INSTRUCTIONS TO FOLLOW: Quote the whole listing word for word. Do not include the pictures.
-- BEGIN --
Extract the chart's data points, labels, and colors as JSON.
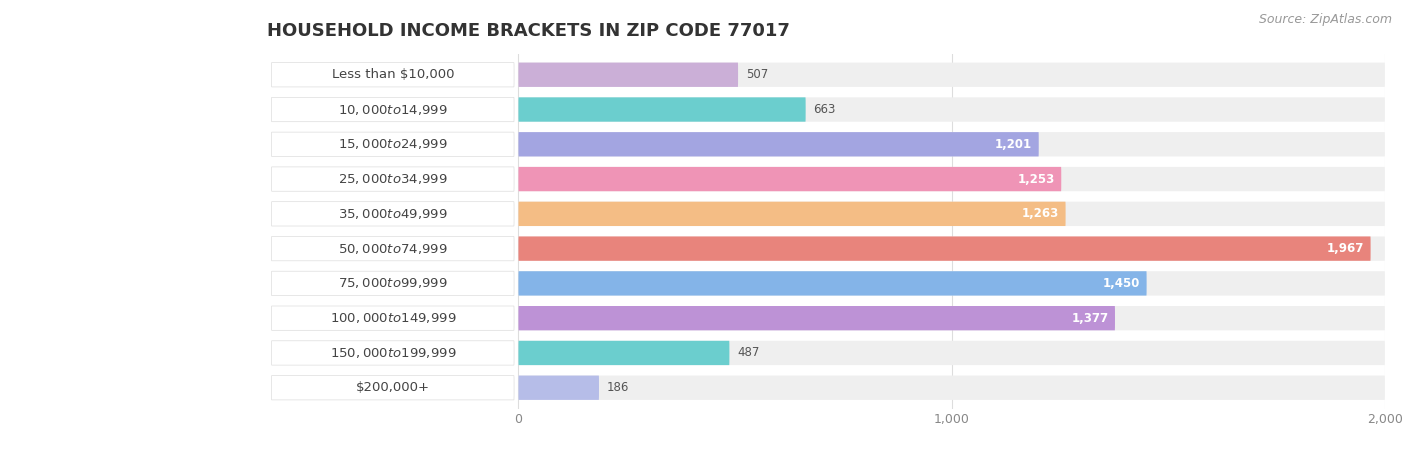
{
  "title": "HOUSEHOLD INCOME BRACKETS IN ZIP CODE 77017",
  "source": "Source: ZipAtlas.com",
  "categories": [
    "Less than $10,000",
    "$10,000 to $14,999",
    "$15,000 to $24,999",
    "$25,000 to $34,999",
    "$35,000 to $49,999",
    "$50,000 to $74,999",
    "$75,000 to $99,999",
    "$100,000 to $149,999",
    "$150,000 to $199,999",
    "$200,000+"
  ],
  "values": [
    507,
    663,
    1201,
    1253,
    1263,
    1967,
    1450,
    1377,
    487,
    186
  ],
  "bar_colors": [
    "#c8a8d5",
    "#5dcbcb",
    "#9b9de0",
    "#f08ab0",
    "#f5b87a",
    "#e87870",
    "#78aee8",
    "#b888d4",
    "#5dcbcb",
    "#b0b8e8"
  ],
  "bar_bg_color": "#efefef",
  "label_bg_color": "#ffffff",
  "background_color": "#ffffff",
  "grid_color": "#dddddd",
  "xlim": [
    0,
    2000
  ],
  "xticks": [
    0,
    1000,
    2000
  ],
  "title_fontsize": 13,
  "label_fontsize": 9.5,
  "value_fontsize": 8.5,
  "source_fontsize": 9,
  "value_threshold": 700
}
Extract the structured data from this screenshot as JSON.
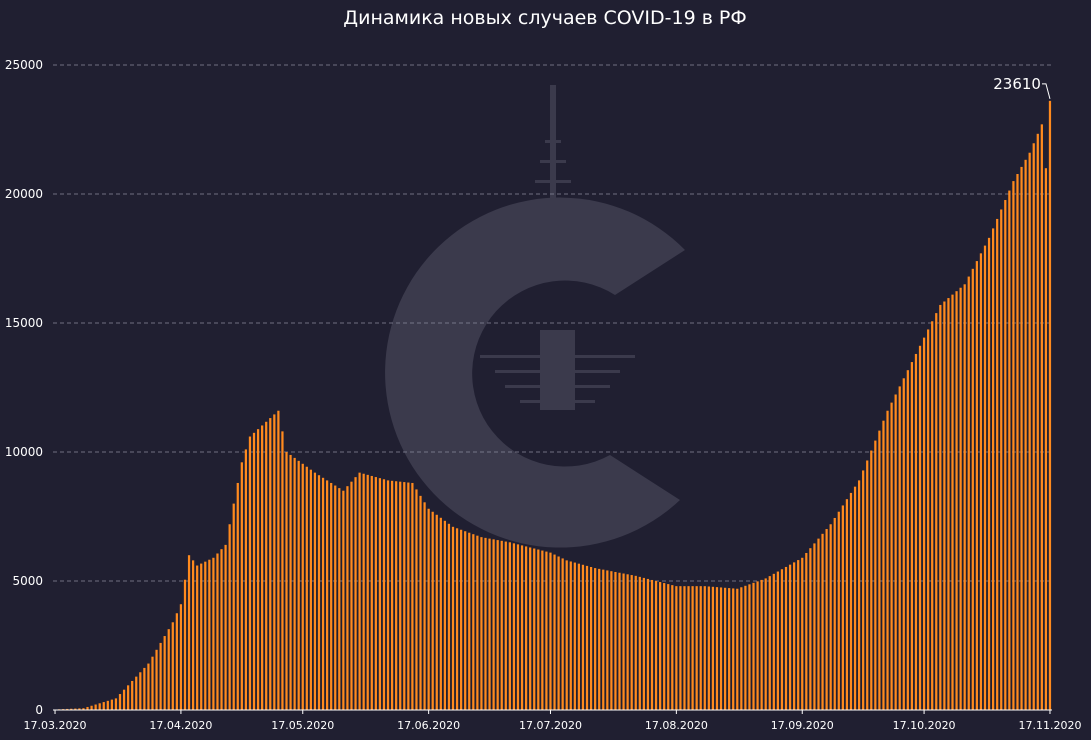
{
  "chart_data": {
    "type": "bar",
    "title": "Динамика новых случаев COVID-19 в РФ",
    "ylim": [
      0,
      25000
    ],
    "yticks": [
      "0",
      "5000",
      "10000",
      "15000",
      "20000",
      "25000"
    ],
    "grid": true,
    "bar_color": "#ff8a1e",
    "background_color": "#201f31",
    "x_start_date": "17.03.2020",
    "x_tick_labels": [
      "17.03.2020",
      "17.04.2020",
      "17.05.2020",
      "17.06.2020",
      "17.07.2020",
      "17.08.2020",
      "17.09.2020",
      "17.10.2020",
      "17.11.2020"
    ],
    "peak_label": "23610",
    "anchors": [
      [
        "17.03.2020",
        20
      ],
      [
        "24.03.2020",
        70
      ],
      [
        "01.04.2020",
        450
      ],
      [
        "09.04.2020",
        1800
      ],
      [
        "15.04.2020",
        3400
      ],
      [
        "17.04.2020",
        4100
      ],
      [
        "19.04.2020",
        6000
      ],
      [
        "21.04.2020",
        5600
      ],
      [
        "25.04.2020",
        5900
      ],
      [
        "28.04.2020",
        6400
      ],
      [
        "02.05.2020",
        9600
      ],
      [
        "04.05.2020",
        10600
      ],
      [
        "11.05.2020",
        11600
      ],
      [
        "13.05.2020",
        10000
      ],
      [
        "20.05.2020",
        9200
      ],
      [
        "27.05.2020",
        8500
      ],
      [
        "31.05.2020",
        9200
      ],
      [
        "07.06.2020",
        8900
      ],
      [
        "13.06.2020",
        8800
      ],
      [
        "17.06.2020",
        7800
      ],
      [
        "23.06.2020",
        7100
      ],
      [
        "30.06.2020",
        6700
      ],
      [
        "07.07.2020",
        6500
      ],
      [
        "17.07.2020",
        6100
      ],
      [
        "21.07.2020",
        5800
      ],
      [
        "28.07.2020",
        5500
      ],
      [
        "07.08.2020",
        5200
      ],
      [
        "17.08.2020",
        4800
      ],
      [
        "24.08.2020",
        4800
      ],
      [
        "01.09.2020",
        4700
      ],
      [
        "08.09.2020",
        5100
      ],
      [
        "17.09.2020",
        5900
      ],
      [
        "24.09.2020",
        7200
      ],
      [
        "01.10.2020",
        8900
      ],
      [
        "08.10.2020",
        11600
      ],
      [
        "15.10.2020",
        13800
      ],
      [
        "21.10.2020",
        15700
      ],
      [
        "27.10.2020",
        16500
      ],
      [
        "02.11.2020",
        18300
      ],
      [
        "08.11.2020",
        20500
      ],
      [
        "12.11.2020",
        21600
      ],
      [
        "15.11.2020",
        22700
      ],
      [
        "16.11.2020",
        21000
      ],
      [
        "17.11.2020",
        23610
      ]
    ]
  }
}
-- END --
ANSWER TO THE TASK:
Extract the chart's data points, labels, and colors as JSON.
{
  "title": "HOUSEHOLD INCOME BRACKETS IN ZIP CODE 77017",
  "source": "Source: ZipAtlas.com",
  "categories": [
    "Less than $10,000",
    "$10,000 to $14,999",
    "$15,000 to $24,999",
    "$25,000 to $34,999",
    "$35,000 to $49,999",
    "$50,000 to $74,999",
    "$75,000 to $99,999",
    "$100,000 to $149,999",
    "$150,000 to $199,999",
    "$200,000+"
  ],
  "values": [
    507,
    663,
    1201,
    1253,
    1263,
    1967,
    1450,
    1377,
    487,
    186
  ],
  "bar_colors": [
    "#c8a8d5",
    "#5dcbcb",
    "#9b9de0",
    "#f08ab0",
    "#f5b87a",
    "#e87870",
    "#78aee8",
    "#b888d4",
    "#5dcbcb",
    "#b0b8e8"
  ],
  "bar_bg_color": "#efefef",
  "label_bg_color": "#ffffff",
  "background_color": "#ffffff",
  "grid_color": "#dddddd",
  "xlim": [
    0,
    2000
  ],
  "xticks": [
    0,
    1000,
    2000
  ],
  "title_fontsize": 13,
  "label_fontsize": 9.5,
  "value_fontsize": 8.5,
  "source_fontsize": 9,
  "value_threshold": 700
}
Extract the structured data from this screenshot as JSON.
{
  "chart_data": {
    "type": "bar",
    "title": "Динамика новых случаев COVID-19 в РФ",
    "ylim": [
      0,
      25000
    ],
    "yticks": [
      "0",
      "5000",
      "10000",
      "15000",
      "20000",
      "25000"
    ],
    "grid": true,
    "bar_color": "#ff8a1e",
    "background_color": "#201f31",
    "x_start_date": "17.03.2020",
    "x_tick_labels": [
      "17.03.2020",
      "17.04.2020",
      "17.05.2020",
      "17.06.2020",
      "17.07.2020",
      "17.08.2020",
      "17.09.2020",
      "17.10.2020",
      "17.11.2020"
    ],
    "peak_label": "23610",
    "anchors": [
      [
        "17.03.2020",
        20
      ],
      [
        "24.03.2020",
        70
      ],
      [
        "01.04.2020",
        450
      ],
      [
        "09.04.2020",
        1800
      ],
      [
        "15.04.2020",
        3400
      ],
      [
        "17.04.2020",
        4100
      ],
      [
        "19.04.2020",
        6000
      ],
      [
        "21.04.2020",
        5600
      ],
      [
        "25.04.2020",
        5900
      ],
      [
        "28.04.2020",
        6400
      ],
      [
        "02.05.2020",
        9600
      ],
      [
        "04.05.2020",
        10600
      ],
      [
        "11.05.2020",
        11600
      ],
      [
        "13.05.2020",
        10000
      ],
      [
        "20.05.2020",
        9200
      ],
      [
        "27.05.2020",
        8500
      ],
      [
        "31.05.2020",
        9200
      ],
      [
        "07.06.2020",
        8900
      ],
      [
        "13.06.2020",
        8800
      ],
      [
        "17.06.2020",
        7800
      ],
      [
        "23.06.2020",
        7100
      ],
      [
        "30.06.2020",
        6700
      ],
      [
        "07.07.2020",
        6500
      ],
      [
        "17.07.2020",
        6100
      ],
      [
        "21.07.2020",
        5800
      ],
      [
        "28.07.2020",
        5500
      ],
      [
        "07.08.2020",
        5200
      ],
      [
        "17.08.2020",
        4800
      ],
      [
        "24.08.2020",
        4800
      ],
      [
        "01.09.2020",
        4700
      ],
      [
        "08.09.2020",
        5100
      ],
      [
        "17.09.2020",
        5900
      ],
      [
        "24.09.2020",
        7200
      ],
      [
        "01.10.2020",
        8900
      ],
      [
        "08.10.2020",
        11600
      ],
      [
        "15.10.2020",
        13800
      ],
      [
        "21.10.2020",
        15700
      ],
      [
        "27.10.2020",
        16500
      ],
      [
        "02.11.2020",
        18300
      ],
      [
        "08.11.2020",
        20500
      ],
      [
        "12.11.2020",
        21600
      ],
      [
        "15.11.2020",
        22700
      ],
      [
        "16.11.2020",
        21000
      ],
      [
        "17.11.2020",
        23610
      ]
    ]
  }
}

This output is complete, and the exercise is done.